*JOB*. State how many lines hold the word "exercise", with no other words.

── SUPPLIED RECORDS ──

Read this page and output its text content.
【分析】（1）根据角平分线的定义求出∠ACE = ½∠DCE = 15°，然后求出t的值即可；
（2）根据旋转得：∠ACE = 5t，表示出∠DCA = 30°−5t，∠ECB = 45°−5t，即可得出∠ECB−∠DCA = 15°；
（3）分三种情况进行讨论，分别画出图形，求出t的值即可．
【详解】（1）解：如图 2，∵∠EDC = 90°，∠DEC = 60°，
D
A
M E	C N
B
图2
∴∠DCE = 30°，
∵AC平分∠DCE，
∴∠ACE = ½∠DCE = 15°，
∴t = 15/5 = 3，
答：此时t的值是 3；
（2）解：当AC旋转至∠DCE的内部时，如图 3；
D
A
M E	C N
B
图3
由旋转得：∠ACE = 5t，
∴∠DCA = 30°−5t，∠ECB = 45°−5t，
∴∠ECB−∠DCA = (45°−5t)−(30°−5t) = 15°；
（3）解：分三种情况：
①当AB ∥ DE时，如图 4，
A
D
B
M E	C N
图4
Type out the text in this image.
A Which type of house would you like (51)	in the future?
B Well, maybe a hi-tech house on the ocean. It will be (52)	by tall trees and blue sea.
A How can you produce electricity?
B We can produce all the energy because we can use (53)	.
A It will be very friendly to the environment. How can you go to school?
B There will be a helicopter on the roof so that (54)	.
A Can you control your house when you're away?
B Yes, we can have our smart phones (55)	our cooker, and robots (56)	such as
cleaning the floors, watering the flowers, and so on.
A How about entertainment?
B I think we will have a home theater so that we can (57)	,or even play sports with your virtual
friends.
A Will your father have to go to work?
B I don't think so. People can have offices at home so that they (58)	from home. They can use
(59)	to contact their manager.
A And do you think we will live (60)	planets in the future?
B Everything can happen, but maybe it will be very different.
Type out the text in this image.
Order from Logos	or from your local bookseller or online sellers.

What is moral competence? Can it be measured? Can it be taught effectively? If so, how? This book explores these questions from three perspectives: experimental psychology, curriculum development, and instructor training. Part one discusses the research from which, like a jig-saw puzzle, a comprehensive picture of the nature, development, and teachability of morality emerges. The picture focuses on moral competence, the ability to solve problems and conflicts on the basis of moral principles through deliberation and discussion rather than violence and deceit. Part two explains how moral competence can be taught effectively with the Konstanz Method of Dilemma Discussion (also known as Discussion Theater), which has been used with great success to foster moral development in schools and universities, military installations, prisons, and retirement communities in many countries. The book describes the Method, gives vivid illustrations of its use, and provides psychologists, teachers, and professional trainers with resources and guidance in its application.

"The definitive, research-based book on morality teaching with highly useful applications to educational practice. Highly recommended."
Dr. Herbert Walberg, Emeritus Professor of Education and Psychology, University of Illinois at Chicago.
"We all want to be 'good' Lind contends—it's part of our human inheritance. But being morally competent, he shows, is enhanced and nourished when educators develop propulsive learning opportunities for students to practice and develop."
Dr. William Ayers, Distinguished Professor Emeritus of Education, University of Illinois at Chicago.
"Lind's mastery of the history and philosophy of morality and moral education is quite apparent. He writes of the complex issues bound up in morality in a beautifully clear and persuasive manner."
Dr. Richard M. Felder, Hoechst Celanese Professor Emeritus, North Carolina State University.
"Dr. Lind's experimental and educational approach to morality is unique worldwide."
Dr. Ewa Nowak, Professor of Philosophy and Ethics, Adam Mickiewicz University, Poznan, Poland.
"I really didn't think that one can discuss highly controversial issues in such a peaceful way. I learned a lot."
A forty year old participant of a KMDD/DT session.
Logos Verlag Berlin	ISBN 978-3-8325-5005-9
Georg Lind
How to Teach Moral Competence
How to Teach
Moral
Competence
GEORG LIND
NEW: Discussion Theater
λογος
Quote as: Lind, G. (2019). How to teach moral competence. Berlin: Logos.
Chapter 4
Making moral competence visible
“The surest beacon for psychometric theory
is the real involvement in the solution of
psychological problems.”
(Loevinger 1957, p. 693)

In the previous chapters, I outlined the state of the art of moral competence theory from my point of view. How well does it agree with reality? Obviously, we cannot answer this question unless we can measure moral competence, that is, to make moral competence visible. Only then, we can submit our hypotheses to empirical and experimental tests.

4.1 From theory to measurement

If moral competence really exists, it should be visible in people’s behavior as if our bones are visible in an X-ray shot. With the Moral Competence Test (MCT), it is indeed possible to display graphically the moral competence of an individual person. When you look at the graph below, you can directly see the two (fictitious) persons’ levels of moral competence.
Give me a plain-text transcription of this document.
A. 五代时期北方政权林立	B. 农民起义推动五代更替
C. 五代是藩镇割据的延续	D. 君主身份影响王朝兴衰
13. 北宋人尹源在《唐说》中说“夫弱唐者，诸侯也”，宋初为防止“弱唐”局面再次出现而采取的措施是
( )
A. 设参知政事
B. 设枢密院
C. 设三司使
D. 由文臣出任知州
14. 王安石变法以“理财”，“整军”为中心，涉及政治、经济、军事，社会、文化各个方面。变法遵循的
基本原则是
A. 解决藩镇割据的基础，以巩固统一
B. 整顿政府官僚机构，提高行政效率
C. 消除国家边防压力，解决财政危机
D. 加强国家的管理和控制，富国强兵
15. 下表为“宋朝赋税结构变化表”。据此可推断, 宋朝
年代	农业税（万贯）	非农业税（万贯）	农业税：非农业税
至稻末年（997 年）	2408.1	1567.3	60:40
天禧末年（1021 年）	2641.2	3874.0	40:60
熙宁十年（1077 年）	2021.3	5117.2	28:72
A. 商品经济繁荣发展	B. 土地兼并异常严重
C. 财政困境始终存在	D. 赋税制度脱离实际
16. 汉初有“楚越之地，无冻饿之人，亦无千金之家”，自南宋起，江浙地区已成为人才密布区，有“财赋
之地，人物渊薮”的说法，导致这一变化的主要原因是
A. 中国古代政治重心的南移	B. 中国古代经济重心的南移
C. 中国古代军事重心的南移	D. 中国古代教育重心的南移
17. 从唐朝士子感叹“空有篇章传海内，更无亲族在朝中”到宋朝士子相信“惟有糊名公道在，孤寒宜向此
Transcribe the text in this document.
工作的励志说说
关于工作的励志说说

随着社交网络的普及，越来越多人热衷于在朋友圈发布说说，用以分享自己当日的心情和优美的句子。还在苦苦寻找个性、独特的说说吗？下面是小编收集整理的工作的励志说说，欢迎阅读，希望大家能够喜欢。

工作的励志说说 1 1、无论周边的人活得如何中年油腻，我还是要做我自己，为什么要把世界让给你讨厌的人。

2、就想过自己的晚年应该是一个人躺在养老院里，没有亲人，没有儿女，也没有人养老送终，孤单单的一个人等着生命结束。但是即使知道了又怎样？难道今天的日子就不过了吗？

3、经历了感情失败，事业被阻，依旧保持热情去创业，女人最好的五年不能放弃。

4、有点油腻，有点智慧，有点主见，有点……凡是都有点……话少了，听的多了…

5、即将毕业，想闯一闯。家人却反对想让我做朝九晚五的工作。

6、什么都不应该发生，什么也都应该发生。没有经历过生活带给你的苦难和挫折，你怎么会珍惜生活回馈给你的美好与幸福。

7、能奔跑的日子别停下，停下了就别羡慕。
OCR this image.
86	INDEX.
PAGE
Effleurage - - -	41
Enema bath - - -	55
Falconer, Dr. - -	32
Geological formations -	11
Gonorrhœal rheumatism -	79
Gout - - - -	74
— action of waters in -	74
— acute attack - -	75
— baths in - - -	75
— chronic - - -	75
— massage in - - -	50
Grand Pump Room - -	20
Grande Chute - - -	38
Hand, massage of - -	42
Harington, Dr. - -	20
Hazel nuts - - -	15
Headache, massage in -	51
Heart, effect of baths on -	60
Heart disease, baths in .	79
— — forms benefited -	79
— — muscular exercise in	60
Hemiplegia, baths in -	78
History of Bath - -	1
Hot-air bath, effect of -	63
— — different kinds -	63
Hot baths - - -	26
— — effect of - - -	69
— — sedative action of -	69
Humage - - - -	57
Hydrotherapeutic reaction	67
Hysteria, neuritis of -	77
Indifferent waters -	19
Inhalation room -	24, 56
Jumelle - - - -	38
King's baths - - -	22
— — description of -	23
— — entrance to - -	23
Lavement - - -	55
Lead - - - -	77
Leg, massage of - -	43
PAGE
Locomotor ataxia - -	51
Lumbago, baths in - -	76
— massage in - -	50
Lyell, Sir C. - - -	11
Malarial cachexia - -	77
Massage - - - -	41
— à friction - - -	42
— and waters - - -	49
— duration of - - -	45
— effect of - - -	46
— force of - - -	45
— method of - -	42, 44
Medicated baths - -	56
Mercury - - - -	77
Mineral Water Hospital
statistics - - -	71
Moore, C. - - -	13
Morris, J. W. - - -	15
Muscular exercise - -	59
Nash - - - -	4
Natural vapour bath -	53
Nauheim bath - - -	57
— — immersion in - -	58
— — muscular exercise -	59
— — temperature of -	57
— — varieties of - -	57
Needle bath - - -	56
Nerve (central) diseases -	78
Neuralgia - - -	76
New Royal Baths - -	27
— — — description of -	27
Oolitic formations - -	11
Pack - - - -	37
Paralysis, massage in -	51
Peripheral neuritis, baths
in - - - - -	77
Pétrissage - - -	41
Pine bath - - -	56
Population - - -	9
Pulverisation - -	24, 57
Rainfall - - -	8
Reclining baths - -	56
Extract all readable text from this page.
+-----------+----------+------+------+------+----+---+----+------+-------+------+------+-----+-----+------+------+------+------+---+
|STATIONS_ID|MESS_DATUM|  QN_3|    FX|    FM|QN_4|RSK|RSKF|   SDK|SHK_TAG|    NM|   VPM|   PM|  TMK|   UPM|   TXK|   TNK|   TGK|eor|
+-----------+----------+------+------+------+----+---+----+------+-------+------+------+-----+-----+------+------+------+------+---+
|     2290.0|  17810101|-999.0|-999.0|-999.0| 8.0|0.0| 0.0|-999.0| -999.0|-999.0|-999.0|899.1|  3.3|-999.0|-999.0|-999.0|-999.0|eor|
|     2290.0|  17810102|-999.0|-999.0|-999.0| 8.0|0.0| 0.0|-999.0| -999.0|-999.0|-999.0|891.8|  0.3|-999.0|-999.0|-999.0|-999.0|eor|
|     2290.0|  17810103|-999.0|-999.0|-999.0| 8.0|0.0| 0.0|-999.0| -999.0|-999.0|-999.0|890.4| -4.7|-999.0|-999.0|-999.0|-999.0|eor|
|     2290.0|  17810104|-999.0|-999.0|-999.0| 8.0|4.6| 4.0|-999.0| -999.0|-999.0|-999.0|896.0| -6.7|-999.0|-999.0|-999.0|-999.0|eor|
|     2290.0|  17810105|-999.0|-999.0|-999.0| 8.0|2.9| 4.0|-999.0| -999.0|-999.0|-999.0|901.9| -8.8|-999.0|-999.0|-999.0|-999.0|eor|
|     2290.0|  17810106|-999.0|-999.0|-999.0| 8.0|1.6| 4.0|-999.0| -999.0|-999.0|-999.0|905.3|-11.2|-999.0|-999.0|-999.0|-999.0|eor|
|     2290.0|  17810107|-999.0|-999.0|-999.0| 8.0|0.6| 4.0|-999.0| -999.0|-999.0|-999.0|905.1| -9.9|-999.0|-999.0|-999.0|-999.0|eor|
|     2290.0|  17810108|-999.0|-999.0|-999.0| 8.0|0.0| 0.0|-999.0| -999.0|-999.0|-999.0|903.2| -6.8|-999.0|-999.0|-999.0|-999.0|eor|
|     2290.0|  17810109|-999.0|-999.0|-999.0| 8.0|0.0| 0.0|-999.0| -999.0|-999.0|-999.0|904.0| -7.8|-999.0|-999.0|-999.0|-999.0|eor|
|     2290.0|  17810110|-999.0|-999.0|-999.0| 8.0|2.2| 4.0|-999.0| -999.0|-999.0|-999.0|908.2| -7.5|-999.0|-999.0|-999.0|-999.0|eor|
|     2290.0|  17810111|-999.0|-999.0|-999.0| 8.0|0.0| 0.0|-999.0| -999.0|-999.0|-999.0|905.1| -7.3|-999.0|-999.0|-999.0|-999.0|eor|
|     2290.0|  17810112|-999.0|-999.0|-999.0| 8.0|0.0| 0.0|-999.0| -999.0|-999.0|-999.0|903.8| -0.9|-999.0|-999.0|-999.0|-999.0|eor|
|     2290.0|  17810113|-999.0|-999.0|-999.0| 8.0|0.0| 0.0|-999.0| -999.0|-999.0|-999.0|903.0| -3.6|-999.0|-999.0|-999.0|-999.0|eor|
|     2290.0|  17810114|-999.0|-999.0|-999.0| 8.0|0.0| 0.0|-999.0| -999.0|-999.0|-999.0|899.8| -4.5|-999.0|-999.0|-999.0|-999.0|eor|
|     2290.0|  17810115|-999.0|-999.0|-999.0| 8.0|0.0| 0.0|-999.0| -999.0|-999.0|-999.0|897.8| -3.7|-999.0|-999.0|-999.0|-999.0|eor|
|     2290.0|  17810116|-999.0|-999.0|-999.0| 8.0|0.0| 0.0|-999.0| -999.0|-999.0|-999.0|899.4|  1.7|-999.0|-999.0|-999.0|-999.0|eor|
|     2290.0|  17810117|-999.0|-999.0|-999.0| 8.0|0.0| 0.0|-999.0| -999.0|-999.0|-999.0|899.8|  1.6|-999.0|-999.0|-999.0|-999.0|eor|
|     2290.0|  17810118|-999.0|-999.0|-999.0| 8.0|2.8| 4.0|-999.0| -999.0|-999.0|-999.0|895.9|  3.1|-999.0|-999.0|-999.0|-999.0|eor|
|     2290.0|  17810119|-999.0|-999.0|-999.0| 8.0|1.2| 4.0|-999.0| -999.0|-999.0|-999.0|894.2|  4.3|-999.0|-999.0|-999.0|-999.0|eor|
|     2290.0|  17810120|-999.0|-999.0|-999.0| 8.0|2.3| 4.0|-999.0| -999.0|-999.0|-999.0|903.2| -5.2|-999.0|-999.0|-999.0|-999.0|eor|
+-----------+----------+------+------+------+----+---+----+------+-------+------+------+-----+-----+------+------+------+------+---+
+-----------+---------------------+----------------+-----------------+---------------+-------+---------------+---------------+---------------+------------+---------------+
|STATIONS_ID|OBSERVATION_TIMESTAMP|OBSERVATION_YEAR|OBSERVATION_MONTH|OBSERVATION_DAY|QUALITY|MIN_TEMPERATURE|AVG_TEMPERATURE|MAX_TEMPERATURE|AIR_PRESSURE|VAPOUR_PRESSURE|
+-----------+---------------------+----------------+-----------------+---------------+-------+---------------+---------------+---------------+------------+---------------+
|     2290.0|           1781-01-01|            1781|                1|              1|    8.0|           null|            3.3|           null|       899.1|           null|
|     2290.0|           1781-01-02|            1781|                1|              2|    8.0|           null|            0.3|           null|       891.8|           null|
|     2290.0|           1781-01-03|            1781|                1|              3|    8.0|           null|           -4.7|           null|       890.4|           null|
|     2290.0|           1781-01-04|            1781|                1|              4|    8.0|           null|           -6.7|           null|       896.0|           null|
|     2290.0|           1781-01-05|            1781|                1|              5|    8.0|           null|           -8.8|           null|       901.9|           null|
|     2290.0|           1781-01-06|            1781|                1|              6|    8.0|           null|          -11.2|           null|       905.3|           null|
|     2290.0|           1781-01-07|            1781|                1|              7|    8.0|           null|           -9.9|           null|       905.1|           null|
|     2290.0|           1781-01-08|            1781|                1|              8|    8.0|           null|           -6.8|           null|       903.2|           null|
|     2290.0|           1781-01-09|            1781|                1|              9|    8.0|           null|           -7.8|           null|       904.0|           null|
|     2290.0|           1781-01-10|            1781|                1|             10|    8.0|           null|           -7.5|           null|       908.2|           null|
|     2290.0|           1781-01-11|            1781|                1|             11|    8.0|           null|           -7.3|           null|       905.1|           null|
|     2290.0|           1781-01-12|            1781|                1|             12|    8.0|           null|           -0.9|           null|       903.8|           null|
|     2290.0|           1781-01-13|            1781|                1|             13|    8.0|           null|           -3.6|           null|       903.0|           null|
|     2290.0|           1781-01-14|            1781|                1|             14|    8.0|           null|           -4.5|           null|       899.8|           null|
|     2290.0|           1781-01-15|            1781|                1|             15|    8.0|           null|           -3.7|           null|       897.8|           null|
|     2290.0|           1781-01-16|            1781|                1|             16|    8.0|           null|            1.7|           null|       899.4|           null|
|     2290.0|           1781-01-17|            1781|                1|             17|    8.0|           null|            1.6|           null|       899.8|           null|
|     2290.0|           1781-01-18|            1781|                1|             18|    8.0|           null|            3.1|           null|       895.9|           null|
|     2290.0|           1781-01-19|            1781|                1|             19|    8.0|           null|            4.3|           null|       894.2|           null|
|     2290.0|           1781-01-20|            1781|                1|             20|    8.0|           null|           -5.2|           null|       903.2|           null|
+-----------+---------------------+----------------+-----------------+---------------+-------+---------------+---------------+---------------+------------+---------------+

───

*OUTPUT BELOW*. 3